[Chart and figure data]
◇ ◇ ◇ ◇ ◇ ◇ ◇

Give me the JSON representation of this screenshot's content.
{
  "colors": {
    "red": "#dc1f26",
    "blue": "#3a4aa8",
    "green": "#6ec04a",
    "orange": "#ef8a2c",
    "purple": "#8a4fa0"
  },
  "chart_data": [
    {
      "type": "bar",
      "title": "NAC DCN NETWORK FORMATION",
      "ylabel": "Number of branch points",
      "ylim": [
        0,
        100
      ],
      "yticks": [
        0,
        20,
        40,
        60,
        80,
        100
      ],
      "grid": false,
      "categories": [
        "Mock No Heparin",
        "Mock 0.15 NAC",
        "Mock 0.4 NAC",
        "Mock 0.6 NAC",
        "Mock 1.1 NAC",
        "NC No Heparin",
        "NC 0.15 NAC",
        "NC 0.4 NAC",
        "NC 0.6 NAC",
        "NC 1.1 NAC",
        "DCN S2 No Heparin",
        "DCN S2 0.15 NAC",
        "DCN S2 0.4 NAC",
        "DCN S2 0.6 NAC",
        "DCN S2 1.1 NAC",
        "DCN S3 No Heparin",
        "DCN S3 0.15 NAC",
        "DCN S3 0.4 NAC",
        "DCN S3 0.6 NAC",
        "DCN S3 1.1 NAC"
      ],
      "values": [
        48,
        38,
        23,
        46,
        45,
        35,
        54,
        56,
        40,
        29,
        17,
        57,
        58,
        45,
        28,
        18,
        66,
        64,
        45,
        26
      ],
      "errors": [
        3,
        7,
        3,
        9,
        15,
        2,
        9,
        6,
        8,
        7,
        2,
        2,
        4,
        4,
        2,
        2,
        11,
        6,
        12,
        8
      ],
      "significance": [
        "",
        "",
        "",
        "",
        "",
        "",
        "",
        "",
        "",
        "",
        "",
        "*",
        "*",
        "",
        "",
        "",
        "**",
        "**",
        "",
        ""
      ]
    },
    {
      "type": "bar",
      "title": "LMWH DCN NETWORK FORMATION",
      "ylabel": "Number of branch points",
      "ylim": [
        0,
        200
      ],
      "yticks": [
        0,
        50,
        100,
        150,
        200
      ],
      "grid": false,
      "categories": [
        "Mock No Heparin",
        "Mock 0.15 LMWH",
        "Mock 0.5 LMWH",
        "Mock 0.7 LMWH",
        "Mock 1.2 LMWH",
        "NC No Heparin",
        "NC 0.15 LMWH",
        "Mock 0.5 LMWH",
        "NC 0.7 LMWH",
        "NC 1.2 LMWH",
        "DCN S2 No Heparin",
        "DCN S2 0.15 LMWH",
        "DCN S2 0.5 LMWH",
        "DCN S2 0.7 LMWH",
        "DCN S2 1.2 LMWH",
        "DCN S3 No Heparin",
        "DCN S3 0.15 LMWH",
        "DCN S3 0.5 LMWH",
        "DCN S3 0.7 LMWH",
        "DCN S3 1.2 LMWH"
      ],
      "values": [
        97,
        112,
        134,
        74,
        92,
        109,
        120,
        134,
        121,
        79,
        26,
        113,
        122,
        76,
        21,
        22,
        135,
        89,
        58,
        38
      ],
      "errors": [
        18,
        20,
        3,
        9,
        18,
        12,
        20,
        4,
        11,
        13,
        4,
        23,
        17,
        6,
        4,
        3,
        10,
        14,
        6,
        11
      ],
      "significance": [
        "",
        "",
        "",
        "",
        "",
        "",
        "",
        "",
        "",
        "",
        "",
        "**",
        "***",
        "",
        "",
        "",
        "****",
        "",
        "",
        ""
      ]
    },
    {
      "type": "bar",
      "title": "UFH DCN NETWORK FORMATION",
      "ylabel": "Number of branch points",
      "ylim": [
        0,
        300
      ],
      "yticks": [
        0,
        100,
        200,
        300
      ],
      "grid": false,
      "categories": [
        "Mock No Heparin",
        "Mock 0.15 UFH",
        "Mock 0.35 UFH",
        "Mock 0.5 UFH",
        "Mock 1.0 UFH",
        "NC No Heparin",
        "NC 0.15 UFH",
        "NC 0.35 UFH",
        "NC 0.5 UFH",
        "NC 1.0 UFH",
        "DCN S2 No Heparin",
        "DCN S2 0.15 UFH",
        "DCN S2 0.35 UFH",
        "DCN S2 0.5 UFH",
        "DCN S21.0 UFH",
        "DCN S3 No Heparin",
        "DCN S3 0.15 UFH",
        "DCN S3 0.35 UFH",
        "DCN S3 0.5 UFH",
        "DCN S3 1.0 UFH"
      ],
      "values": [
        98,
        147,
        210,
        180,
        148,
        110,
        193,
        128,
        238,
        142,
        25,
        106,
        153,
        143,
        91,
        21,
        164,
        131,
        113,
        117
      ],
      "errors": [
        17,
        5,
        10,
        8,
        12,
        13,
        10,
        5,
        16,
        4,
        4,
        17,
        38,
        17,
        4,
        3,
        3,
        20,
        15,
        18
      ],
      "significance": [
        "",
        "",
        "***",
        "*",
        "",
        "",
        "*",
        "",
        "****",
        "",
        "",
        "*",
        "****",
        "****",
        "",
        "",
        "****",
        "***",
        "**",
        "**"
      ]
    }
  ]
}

◇ ◇ ◇ ◇ ◇ ◇ ◇

● **GOAL**
Could you reproduce every record above exactly as it appears?

● **FULL ANSWER**
Give me the JSON representation of this screenshot's content.
{
  "colors": {
    "red": "#dc1f26",
    "blue": "#3a4aa8",
    "green": "#6ec04a",
    "orange": "#ef8a2c",
    "purple": "#8a4fa0"
  },
  "chart_data": [
    {
      "type": "bar",
      "title": "NAC DCN NETWORK FORMATION",
      "ylabel": "Number of branch points",
      "ylim": [
        0,
        100
      ],
      "yticks": [
        0,
        20,
        40,
        60,
        80,
        100
      ],
      "grid": false,
      "categories": [
        "Mock No Heparin",
        "Mock 0.15 NAC",
        "Mock 0.4 NAC",
        "Mock 0.6 NAC",
        "Mock 1.1 NAC",
        "NC No Heparin",
        "NC 0.15 NAC",
        "NC 0.4 NAC",
        "NC 0.6 NAC",
        "NC 1.1 NAC",
        "DCN S2 No Heparin",
        "DCN S2 0.15 NAC",
        "DCN S2 0.4 NAC",
        "DCN S2 0.6 NAC",
        "DCN S2 1.1 NAC",
        "DCN S3 No Heparin",
        "DCN S3 0.15 NAC",
        "DCN S3 0.4 NAC",
        "DCN S3 0.6 NAC",
        "DCN S3 1.1 NAC"
      ],
      "values": [
        48,
        38,
        23,
        46,
        45,
        35,
        54,
        56,
        40,
        29,
        17,
        57,
        58,
        45,
        28,
        18,
        66,
        64,
        45,
        26
      ],
      "errors": [
        3,
        7,
        3,
        9,
        15,
        2,
        9,
        6,
        8,
        7,
        2,
        2,
        4,
        4,
        2,
        2,
        11,
        6,
        12,
        8
      ],
      "significance": [
        "",
        "",
        "",
        "",
        "",
        "",
        "",
        "",
        "",
        "",
        "",
        "*",
        "*",
        "",
        "",
        "",
        "**",
        "**",
        "",
        ""
      ]
    },
    {
      "type": "bar",
      "title": "LMWH DCN NETWORK FORMATION",
      "ylabel": "Number of branch points",
      "ylim": [
        0,
        200
      ],
      "yticks": [
        0,
        50,
        100,
        150,
        200
      ],
      "grid": false,
      "categories": [
        "Mock No Heparin",
        "Mock 0.15 LMWH",
        "Mock 0.5 LMWH",
        "Mock 0.7 LMWH",
        "Mock 1.2 LMWH",
        "NC No Heparin",
        "NC 0.15 LMWH",
        "Mock 0.5 LMWH",
        "NC 0.7 LMWH",
        "NC 1.2 LMWH",
        "DCN S2 No Heparin",
        "DCN S2 0.15 LMWH",
        "DCN S2 0.5 LMWH",
        "DCN S2 0.7 LMWH",
        "DCN S2 1.2 LMWH",
        "DCN S3 No Heparin",
        "DCN S3 0.15 LMWH",
        "DCN S3 0.5 LMWH",
        "DCN S3 0.7 LMWH",
        "DCN S3 1.2 LMWH"
      ],
      "values": [
        97,
        112,
        134,
        74,
        92,
        109,
        120,
        134,
        121,
        79,
        26,
        113,
        122,
        76,
        21,
        22,
        135,
        89,
        58,
        38
      ],
      "errors": [
        18,
        20,
        3,
        9,
        18,
        12,
        20,
        4,
        11,
        13,
        4,
        23,
        17,
        6,
        4,
        3,
        10,
        14,
        6,
        11
      ],
      "significance": [
        "",
        "",
        "",
        "",
        "",
        "",
        "",
        "",
        "",
        "",
        "",
        "**",
        "***",
        "",
        "",
        "",
        "****",
        "",
        "",
        ""
      ]
    },
    {
      "type": "bar",
      "title": "UFH DCN NETWORK FORMATION",
      "ylabel": "Number of branch points",
      "ylim": [
        0,
        300
      ],
      "yticks": [
        0,
        100,
        200,
        300
      ],
      "grid": false,
      "categories": [
        "Mock No Heparin",
        "Mock 0.15 UFH",
        "Mock 0.35 UFH",
        "Mock 0.5 UFH",
        "Mock 1.0 UFH",
        "NC No Heparin",
        "NC 0.15 UFH",
        "NC 0.35 UFH",
        "NC 0.5 UFH",
        "NC 1.0 UFH",
        "DCN S2 No Heparin",
        "DCN S2 0.15 UFH",
        "DCN S2 0.35 UFH",
        "DCN S2 0.5 UFH",
        "DCN S21.0 UFH",
        "DCN S3 No Heparin",
        "DCN S3 0.15 UFH",
        "DCN S3 0.35 UFH",
        "DCN S3 0.5 UFH",
        "DCN S3 1.0 UFH"
      ],
      "values": [
        98,
        147,
        210,
        180,
        148,
        110,
        193,
        128,
        238,
        142,
        25,
        106,
        153,
        143,
        91,
        21,
        164,
        131,
        113,
        117
      ],
      "errors": [
        17,
        5,
        10,
        8,
        12,
        13,
        10,
        5,
        16,
        4,
        4,
        17,
        38,
        17,
        4,
        3,
        3,
        20,
        15,
        18
      ],
      "significance": [
        "",
        "",
        "***",
        "*",
        "",
        "",
        "*",
        "",
        "****",
        "",
        "",
        "*",
        "****",
        "****",
        "",
        "",
        "****",
        "***",
        "**",
        "**"
      ]
    }
  ]
}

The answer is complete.